# Task statement:
Restate every entry word for word.

(Saved entries)
※

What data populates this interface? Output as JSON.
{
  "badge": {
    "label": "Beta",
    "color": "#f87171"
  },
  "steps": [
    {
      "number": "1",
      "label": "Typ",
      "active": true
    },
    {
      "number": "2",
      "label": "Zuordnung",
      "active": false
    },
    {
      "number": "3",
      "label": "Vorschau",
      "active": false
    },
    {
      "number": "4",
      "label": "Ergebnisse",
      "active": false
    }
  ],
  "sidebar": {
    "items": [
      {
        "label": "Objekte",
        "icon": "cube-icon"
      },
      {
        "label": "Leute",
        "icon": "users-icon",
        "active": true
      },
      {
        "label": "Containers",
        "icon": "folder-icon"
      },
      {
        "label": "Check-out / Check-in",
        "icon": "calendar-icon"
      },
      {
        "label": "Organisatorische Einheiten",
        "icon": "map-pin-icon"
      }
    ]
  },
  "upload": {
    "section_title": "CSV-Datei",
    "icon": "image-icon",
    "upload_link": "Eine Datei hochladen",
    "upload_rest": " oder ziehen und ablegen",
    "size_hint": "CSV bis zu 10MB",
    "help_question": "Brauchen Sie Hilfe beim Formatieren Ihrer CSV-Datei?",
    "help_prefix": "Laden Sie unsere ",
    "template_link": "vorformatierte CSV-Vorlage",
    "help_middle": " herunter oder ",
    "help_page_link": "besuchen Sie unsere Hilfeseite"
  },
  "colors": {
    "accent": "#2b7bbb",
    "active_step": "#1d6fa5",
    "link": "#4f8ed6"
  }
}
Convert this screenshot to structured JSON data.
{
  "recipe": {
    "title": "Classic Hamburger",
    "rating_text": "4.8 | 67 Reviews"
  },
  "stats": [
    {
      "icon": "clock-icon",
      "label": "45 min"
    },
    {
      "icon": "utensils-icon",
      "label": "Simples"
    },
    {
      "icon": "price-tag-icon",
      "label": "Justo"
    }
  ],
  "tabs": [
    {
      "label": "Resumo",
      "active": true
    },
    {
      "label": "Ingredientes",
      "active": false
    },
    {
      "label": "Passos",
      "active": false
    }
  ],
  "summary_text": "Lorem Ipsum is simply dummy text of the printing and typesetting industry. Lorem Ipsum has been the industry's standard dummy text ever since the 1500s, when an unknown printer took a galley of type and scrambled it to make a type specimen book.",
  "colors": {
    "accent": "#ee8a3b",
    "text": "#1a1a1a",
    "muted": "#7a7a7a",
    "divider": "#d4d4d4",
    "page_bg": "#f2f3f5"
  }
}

※

# Completed exercise:
What data populates this interface? Output as JSON.
{
  "badge": {
    "label": "Beta",
    "color": "#f87171"
  },
  "steps": [
    {
      "number": "1",
      "label": "Typ",
      "active": true
    },
    {
      "number": "2",
      "label": "Zuordnung",
      "active": false
    },
    {
      "number": "3",
      "label": "Vorschau",
      "active": false
    },
    {
      "number": "4",
      "label": "Ergebnisse",
      "active": false
    }
  ],
  "sidebar": {
    "items": [
      {
        "label": "Objekte",
        "icon": "cube-icon"
      },
      {
        "label": "Leute",
        "icon": "users-icon",
        "active": true
      },
      {
        "label": "Containers",
        "icon": "folder-icon"
      },
      {
        "label": "Check-out / Check-in",
        "icon": "calendar-icon"
      },
      {
        "label": "Organisatorische Einheiten",
        "icon": "map-pin-icon"
      }
    ]
  },
  "upload": {
    "section_title": "CSV-Datei",
    "icon": "image-icon",
    "upload_link": "Eine Datei hochladen",
    "upload_rest": " oder ziehen und ablegen",
    "size_hint": "CSV bis zu 10MB",
    "help_question": "Brauchen Sie Hilfe beim Formatieren Ihrer CSV-Datei?",
    "help_prefix": "Laden Sie unsere ",
    "template_link": "vorformatierte CSV-Vorlage",
    "help_middle": " herunter oder ",
    "help_page_link": "besuchen Sie unsere Hilfeseite"
  },
  "colors": {
    "accent": "#2b7bbb",
    "active_step": "#1d6fa5",
    "link": "#4f8ed6"
  }
}
Convert this screenshot to structured JSON data.
{
  "recipe": {
    "title": "Classic Hamburger",
    "rating_text": "4.8 | 67 Reviews"
  },
  "stats": [
    {
      "icon": "clock-icon",
      "label": "45 min"
    },
    {
      "icon": "utensils-icon",
      "label": "Simples"
    },
    {
      "icon": "price-tag-icon",
      "label": "Justo"
    }
  ],
  "tabs": [
    {
      "label": "Resumo",
      "active": true
    },
    {
      "label": "Ingredientes",
      "active": false
    },
    {
      "label": "Passos",
      "active": false
    }
  ],
  "summary_text": "Lorem Ipsum is simply dummy text of the printing and typesetting industry. Lorem Ipsum has been the industry's standard dummy text ever since the 1500s, when an unknown printer took a galley of type and scrambled it to make a type specimen book.",
  "colors": {
    "accent": "#ee8a3b",
    "text": "#1a1a1a",
    "muted": "#7a7a7a",
    "divider": "#d4d4d4",
    "page_bg": "#f2f3f5"
  }
}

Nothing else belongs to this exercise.